* _Provided records_

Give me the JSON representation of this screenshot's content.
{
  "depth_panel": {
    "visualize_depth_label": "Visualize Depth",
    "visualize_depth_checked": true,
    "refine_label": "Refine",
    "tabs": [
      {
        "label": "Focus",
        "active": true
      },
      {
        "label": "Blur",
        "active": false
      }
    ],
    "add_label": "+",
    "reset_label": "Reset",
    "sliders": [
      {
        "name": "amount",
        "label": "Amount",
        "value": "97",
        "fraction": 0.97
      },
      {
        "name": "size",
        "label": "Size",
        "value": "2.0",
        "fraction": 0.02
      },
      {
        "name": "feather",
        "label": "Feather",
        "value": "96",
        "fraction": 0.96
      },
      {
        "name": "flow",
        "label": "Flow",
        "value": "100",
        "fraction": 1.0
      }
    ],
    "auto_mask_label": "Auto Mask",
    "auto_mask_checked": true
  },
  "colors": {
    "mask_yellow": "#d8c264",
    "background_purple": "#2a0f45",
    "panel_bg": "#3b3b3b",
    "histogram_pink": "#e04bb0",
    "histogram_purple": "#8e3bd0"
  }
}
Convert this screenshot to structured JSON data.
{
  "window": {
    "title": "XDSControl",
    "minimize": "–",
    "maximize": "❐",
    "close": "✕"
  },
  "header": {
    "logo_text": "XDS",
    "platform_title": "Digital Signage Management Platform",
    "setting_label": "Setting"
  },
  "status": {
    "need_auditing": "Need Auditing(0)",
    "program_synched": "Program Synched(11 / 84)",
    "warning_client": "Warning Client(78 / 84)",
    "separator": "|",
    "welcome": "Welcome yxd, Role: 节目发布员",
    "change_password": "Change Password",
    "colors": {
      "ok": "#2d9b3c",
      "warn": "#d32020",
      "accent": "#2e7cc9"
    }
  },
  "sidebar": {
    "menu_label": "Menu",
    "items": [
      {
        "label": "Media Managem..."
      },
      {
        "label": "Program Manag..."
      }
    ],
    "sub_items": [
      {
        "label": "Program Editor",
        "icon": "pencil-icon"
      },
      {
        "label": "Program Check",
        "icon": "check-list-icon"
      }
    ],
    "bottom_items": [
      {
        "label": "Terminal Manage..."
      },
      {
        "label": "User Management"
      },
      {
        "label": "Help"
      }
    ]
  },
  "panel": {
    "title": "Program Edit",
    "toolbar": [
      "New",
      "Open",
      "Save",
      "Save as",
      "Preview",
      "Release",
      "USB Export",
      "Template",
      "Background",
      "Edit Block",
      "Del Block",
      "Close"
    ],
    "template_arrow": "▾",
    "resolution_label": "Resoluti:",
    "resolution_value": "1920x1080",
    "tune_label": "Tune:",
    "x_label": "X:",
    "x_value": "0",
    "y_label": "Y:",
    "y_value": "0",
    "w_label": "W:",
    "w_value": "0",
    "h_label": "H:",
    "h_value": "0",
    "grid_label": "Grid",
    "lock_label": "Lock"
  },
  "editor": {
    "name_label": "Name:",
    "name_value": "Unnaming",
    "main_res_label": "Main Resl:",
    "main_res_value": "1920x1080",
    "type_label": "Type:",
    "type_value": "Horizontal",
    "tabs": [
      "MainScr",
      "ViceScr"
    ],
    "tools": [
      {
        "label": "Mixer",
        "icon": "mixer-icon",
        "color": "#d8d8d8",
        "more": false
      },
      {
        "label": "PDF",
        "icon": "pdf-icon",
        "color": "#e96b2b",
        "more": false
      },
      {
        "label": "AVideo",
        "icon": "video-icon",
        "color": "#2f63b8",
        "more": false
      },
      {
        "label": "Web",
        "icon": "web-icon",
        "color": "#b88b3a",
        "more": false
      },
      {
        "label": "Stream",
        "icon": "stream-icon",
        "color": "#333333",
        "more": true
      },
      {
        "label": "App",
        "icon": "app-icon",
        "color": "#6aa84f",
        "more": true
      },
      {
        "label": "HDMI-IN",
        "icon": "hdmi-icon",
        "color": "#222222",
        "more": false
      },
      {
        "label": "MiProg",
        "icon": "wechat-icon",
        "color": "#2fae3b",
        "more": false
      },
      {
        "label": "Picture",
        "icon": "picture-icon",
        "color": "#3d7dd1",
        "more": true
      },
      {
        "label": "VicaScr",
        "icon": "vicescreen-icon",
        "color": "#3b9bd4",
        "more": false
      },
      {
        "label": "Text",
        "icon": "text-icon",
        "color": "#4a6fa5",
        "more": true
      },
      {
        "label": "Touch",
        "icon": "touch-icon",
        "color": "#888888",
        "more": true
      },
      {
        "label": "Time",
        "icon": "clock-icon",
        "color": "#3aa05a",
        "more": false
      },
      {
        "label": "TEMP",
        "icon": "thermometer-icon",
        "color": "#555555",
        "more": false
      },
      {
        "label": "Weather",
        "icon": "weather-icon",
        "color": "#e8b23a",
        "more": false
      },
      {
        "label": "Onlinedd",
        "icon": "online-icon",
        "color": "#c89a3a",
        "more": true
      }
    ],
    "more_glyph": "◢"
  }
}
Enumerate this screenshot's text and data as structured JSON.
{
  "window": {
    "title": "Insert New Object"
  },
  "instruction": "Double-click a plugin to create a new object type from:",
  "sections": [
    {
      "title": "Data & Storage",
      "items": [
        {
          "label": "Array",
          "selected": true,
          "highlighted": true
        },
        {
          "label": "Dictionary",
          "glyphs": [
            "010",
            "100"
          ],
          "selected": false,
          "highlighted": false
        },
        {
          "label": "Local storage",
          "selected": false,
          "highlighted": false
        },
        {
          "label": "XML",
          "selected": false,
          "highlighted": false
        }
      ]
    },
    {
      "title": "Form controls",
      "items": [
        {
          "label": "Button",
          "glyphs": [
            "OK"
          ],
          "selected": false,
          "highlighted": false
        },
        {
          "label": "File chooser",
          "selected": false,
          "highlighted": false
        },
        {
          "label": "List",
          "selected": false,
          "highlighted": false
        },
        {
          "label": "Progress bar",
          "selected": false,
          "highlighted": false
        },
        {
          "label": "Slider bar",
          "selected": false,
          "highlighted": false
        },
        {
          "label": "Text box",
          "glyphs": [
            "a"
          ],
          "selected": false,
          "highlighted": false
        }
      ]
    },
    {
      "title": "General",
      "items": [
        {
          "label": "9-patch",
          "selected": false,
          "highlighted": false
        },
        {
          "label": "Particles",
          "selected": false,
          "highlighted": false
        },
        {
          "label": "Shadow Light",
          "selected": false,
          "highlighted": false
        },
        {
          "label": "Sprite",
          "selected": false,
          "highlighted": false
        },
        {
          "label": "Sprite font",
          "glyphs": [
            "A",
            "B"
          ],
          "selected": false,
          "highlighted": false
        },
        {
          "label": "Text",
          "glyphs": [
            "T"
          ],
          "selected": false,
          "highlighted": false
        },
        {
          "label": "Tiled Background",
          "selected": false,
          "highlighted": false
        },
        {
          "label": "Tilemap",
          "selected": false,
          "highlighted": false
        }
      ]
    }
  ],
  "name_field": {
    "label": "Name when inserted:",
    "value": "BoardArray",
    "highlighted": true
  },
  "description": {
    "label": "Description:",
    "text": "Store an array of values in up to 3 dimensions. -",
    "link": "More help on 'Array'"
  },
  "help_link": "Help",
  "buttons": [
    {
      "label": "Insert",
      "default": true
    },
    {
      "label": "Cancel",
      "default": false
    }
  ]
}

* _The problem_
Scan the records above for the string "this", then select every line that holds it.

* _Correct result_
Give me the JSON representation of this screenshot's content.
Convert this screenshot to structured JSON data.
Enumerate this screenshot's text and data as structured JSON.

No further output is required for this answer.